=== INSTRUCTION ===
Pick out every line in the entries below that contains the word "курс" and copy each of those lines in full.

○ ○ ○ ○ ○

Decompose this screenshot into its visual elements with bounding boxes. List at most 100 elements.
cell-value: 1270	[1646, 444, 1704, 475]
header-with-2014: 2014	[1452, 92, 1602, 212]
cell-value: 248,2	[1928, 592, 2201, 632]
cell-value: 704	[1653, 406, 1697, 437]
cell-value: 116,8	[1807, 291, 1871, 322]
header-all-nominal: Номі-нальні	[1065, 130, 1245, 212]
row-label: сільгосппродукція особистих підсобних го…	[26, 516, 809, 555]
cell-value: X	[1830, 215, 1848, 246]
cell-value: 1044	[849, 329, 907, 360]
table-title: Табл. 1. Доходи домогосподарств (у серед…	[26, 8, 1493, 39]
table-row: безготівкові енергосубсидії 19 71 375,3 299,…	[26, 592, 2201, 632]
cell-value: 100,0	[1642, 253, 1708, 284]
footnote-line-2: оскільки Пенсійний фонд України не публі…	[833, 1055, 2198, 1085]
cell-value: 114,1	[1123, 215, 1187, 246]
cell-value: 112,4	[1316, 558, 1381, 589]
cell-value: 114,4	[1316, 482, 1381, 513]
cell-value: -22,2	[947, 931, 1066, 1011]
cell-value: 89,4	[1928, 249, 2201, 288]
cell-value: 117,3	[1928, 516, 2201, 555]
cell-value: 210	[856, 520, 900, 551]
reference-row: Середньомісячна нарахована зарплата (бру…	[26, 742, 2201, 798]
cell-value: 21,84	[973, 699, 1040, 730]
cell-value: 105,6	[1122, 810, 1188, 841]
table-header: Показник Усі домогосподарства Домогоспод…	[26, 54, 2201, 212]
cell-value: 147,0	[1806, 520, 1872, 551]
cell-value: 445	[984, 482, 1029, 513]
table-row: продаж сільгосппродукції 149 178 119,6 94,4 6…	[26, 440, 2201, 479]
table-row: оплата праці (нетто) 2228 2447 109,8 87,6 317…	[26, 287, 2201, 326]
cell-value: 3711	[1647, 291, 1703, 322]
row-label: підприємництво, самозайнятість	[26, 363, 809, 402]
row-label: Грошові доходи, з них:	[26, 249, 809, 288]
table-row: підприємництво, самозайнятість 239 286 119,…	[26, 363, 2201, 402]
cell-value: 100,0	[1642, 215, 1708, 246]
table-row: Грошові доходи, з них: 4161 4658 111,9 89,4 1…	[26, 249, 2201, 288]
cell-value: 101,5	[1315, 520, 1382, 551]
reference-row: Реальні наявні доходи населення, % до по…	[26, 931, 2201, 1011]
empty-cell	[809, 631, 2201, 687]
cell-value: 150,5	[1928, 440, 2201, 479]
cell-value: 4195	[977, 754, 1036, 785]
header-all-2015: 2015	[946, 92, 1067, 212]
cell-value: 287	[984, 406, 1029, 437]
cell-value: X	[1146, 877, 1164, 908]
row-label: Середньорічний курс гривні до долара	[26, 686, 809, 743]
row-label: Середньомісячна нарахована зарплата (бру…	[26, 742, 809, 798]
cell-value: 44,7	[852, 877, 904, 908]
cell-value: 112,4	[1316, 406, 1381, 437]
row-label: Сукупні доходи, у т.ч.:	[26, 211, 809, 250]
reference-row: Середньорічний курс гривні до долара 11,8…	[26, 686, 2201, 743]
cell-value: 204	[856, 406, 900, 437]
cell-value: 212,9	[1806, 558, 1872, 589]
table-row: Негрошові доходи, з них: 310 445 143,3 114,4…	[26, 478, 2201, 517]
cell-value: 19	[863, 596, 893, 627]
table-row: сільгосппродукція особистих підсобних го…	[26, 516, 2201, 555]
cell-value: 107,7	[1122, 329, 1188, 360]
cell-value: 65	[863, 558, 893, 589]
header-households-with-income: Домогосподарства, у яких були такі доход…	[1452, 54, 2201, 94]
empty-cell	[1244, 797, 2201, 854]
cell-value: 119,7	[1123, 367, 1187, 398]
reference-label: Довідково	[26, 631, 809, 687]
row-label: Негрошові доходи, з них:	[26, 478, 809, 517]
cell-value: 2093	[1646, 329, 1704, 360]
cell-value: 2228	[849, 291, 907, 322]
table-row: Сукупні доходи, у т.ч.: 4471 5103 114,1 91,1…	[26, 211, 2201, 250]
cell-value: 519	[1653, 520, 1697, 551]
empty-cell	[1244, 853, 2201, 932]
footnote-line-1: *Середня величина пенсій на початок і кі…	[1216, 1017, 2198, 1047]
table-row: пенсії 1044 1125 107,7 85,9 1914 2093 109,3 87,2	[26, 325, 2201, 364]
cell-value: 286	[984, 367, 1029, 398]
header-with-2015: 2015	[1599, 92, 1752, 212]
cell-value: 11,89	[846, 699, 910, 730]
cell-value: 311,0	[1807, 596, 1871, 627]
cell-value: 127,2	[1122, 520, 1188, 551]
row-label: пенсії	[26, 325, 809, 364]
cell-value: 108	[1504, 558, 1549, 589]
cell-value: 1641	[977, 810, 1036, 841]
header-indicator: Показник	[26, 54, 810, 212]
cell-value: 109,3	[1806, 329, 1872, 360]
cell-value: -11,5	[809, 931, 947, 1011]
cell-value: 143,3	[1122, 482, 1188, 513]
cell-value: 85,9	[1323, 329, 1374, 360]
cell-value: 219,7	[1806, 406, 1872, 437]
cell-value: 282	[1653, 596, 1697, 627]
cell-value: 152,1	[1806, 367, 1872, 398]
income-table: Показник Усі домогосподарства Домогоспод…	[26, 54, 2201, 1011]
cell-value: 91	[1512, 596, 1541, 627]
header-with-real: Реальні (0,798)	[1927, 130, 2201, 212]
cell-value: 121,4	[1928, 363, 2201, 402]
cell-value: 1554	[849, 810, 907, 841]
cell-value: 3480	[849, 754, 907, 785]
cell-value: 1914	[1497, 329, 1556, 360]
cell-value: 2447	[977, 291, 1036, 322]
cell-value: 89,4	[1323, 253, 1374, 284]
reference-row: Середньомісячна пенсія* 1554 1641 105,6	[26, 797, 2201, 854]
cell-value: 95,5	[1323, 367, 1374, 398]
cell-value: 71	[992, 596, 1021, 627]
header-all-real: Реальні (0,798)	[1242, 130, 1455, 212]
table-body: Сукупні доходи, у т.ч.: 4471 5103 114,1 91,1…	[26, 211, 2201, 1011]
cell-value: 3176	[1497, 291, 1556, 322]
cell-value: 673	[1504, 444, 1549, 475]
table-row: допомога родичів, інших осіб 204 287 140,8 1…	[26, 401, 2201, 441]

○ ○ ○ ○ ○

=== RESPONSE TO THIS TASK ===
row-label: Середньорічний курс гривні до долара	[26, 686, 809, 743]
reference-row: Середньорічний курс гривні до долара 11,8…	[26, 686, 2201, 743]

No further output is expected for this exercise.